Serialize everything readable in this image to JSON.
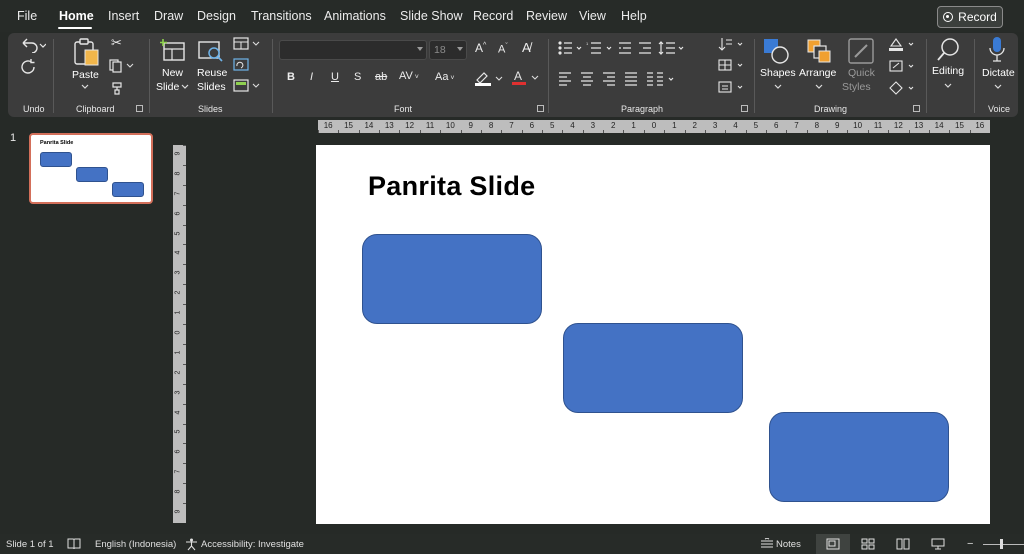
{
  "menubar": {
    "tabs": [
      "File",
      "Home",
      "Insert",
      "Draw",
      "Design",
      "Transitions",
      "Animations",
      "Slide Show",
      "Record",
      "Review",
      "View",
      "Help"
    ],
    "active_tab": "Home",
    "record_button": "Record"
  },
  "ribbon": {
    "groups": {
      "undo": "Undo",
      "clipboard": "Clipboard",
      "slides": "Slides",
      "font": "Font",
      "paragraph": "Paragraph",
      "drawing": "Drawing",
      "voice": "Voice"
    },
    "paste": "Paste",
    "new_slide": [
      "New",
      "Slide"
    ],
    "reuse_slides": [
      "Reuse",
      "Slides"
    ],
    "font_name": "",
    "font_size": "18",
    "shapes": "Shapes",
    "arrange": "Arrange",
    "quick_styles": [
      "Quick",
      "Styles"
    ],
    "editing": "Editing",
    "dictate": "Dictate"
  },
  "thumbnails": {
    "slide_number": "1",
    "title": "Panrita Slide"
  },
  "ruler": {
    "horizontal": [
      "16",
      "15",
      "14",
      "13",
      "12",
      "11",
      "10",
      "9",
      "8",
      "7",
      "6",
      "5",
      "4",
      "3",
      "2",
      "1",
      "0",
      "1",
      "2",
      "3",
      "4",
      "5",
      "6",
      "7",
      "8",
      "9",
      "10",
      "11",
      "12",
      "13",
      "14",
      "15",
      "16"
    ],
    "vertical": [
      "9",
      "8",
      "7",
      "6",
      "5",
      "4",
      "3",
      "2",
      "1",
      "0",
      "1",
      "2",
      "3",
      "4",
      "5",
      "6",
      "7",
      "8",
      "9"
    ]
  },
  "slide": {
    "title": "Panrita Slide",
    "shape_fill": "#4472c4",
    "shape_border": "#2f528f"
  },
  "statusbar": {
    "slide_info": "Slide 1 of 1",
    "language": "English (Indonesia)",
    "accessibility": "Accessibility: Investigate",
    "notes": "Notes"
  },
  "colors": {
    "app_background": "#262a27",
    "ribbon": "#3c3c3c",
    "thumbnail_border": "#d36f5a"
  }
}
········
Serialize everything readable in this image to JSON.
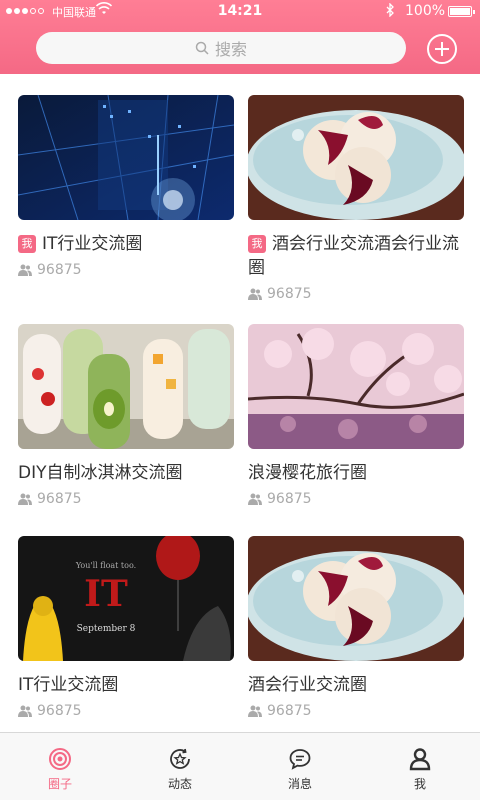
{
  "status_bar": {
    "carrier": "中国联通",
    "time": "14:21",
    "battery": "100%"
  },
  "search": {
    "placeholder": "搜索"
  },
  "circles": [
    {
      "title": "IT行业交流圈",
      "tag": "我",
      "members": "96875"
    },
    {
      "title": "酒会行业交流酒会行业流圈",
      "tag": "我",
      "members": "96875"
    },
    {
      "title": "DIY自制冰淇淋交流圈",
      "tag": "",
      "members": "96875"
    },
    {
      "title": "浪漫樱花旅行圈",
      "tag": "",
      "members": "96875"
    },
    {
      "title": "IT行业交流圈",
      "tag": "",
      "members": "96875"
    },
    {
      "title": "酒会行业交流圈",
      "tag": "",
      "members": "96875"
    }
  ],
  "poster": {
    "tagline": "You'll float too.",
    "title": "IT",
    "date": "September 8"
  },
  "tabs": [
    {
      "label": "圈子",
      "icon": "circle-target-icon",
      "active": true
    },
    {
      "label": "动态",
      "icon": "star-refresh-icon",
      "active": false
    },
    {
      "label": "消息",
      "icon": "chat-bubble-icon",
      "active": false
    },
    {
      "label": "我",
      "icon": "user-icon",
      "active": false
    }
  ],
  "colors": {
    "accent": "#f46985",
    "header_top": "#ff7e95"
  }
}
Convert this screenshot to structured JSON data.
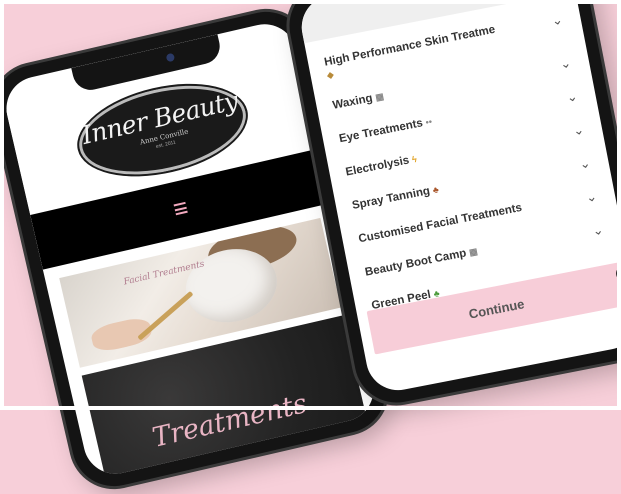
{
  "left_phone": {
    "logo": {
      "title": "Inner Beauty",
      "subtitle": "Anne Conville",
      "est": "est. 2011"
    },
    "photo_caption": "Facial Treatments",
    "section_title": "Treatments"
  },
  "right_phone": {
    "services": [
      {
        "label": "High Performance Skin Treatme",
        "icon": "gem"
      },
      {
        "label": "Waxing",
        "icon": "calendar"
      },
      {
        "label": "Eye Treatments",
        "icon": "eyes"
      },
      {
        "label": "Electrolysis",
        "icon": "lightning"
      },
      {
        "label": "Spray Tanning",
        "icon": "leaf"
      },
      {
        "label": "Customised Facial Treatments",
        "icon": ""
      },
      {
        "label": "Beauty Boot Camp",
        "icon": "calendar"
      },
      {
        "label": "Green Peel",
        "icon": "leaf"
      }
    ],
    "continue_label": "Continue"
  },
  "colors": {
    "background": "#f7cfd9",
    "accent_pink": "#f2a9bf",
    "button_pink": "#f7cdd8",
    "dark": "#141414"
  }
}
········
__WORK TO DO__: Scan the entries above. Copy each line that has the string "icon".

__ANSWER TO THIS EXERCISE__:
      "icon": "circle-target-icon",
      "icon": "star-refresh-icon",
      "icon": "chat-bubble-icon",
      "icon": "user-icon",
        "icon": "gem"
        "icon": "calendar"
        "icon": "eyes"
        "icon": "lightning"
        "icon": "leaf"
        "icon": ""
        "icon": "calendar"
        "icon": "leaf"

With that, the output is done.